Collection entries
+++
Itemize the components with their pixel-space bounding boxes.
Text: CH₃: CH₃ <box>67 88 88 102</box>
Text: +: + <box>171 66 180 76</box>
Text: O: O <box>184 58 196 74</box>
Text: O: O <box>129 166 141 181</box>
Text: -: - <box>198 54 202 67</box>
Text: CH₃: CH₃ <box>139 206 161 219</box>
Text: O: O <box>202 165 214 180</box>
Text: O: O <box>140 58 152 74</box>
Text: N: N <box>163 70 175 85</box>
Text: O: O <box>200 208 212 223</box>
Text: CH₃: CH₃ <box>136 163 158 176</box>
+++
The request: Reproduce every line of the records above verbatim, keeping each one unchanged and in its original order.

Completed task:
Itemize the components with their pixel-space bounding boxes.
Text: CH₃: CH₃ <box>67 88 88 102</box>
Text: +: + <box>171 66 180 76</box>
Text: O: O <box>184 58 196 74</box>
Text: O: O <box>129 166 141 181</box>
Text: -: - <box>198 54 202 67</box>
Text: CH₃: CH₃ <box>139 206 161 219</box>
Text: O: O <box>202 165 214 180</box>
Text: O: O <box>140 58 152 74</box>
Text: N: N <box>163 70 175 85</box>
Text: O: O <box>200 208 212 223</box>
Text: CH₃: CH₃ <box>136 163 158 176</box>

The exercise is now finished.